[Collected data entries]
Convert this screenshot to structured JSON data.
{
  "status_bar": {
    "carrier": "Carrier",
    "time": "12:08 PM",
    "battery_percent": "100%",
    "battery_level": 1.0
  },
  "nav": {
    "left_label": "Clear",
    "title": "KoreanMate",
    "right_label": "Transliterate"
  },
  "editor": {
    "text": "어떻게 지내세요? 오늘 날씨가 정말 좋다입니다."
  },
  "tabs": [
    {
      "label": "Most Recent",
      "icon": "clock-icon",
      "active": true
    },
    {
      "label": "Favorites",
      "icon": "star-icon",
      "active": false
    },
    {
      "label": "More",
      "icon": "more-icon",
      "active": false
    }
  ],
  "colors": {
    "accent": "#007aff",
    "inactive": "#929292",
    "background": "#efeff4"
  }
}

**TASK INSTRUCTIONS**
Take the entries above and copy them out exactly.

**THE OUTPUT**
Convert this screenshot to structured JSON data.
{
  "status_bar": {
    "carrier": "Carrier",
    "time": "12:08 PM",
    "battery_percent": "100%",
    "battery_level": 1.0
  },
  "nav": {
    "left_label": "Clear",
    "title": "KoreanMate",
    "right_label": "Transliterate"
  },
  "editor": {
    "text": "어떻게 지내세요? 오늘 날씨가 정말 좋다입니다."
  },
  "tabs": [
    {
      "label": "Most Recent",
      "icon": "clock-icon",
      "active": true
    },
    {
      "label": "Favorites",
      "icon": "star-icon",
      "active": false
    },
    {
      "label": "More",
      "icon": "more-icon",
      "active": false
    }
  ],
  "colors": {
    "accent": "#007aff",
    "inactive": "#929292",
    "background": "#efeff4"
  }
}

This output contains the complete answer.